■ EXERCISE
Copy, in full, each line of the material that holds the word "current".

■ ROWS

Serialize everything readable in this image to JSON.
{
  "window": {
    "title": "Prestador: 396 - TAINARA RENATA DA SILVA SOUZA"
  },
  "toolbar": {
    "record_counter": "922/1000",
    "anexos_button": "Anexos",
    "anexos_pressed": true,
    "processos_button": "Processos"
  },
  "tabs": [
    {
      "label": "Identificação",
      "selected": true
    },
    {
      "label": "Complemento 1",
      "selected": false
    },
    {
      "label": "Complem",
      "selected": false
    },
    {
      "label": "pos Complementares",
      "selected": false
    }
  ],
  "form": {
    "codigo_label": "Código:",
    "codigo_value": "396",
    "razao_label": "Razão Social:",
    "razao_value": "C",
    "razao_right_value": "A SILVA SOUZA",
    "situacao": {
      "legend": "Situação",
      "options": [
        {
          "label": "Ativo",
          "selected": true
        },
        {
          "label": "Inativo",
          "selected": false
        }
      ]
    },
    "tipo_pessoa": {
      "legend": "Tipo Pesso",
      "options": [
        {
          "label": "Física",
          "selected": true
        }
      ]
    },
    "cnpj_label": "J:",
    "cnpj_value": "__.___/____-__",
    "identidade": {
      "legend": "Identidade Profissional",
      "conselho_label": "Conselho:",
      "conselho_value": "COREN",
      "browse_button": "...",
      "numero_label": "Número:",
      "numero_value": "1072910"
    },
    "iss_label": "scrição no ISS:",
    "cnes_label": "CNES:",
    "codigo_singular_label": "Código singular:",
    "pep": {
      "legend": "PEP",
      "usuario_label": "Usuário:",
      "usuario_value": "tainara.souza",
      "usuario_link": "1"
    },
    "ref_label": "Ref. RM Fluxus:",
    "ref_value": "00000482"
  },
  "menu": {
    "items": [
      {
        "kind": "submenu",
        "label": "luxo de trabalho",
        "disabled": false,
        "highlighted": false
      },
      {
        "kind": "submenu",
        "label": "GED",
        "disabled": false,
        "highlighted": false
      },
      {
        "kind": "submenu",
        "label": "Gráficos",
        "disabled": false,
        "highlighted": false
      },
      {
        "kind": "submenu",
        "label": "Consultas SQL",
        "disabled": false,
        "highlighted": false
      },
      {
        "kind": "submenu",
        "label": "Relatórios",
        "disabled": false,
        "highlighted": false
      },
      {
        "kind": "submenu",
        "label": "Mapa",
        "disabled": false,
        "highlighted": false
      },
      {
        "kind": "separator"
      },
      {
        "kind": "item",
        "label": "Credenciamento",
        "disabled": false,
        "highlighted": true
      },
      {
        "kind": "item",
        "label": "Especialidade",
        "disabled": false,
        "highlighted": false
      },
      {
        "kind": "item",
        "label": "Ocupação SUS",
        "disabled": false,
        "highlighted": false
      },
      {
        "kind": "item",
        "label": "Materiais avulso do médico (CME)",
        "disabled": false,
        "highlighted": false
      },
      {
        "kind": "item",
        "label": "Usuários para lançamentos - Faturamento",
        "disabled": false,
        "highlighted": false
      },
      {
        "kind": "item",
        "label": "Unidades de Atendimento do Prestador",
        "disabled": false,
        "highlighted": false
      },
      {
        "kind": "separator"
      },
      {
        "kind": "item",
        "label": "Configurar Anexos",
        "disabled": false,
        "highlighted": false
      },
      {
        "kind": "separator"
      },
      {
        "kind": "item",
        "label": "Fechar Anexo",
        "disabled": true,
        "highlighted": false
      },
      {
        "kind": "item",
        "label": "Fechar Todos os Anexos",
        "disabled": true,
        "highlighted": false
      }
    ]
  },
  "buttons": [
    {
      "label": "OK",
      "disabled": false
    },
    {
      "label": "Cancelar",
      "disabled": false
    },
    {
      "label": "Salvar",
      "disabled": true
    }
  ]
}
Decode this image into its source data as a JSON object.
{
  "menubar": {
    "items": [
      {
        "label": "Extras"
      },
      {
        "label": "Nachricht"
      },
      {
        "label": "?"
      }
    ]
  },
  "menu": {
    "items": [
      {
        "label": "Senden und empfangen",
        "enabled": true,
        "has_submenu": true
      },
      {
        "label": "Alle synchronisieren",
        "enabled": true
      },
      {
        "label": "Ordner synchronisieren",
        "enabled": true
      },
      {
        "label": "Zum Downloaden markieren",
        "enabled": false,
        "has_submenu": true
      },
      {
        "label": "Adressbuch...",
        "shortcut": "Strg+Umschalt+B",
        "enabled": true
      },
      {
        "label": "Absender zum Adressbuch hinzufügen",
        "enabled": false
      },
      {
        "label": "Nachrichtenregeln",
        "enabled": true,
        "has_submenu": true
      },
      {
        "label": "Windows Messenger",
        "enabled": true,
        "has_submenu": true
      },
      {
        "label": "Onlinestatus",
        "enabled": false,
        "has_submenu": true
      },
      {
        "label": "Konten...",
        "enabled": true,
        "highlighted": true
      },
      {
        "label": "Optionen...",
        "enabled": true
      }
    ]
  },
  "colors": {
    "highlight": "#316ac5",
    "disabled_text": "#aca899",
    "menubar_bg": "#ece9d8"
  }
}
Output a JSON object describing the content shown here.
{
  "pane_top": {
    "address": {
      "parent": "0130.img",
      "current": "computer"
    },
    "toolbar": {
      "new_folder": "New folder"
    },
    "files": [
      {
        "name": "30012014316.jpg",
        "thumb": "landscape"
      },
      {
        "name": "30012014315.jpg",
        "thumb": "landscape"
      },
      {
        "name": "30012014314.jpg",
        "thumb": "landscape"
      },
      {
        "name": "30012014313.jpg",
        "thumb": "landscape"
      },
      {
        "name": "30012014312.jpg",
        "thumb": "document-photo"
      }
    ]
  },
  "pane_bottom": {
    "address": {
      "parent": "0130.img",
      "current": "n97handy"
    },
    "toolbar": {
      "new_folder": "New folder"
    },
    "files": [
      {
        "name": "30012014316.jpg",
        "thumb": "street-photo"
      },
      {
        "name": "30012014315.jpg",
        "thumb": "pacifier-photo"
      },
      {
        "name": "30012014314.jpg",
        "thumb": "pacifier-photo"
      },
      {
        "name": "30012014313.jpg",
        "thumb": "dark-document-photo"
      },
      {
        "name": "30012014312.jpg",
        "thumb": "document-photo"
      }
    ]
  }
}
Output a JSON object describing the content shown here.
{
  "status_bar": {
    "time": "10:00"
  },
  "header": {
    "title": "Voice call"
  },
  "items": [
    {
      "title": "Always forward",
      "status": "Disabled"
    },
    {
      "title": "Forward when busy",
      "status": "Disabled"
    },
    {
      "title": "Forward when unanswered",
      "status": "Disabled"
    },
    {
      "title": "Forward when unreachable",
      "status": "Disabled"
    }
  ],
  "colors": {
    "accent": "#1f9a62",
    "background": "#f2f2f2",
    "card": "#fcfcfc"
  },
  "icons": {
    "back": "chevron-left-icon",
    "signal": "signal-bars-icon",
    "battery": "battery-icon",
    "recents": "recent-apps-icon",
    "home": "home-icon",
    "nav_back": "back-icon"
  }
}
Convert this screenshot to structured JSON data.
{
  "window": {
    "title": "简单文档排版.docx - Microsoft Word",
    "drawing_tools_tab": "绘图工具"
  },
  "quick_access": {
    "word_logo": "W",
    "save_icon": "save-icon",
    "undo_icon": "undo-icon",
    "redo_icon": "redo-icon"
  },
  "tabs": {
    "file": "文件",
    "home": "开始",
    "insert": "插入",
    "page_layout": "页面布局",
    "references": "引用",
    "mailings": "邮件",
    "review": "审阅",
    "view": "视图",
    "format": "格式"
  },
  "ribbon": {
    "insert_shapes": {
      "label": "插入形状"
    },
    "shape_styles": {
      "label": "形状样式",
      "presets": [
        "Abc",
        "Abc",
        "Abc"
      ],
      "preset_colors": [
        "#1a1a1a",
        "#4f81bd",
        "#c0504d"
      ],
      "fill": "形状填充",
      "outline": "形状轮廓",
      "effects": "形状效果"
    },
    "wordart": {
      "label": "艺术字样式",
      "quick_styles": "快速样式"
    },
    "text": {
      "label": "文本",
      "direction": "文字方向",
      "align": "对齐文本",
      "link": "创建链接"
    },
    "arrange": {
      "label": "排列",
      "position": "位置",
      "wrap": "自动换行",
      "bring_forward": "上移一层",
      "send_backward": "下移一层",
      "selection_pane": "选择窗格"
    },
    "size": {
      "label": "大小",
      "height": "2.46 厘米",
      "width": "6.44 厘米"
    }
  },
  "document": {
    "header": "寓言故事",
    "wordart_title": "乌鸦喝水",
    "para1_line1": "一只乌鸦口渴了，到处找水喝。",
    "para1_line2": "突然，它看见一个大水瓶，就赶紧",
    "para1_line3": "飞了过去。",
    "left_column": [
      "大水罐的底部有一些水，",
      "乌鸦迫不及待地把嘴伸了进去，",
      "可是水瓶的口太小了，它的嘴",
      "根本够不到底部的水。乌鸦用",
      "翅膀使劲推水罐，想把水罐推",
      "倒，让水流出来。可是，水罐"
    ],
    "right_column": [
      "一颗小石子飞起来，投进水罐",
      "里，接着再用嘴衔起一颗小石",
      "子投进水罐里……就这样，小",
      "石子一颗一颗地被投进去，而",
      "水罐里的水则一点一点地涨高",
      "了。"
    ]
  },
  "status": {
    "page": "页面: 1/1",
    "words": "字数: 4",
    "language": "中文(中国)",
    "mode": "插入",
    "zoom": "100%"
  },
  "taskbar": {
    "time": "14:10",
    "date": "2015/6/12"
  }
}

■ REPLY TO THE TASK
      "current": "computer"
      "current": "n97handy"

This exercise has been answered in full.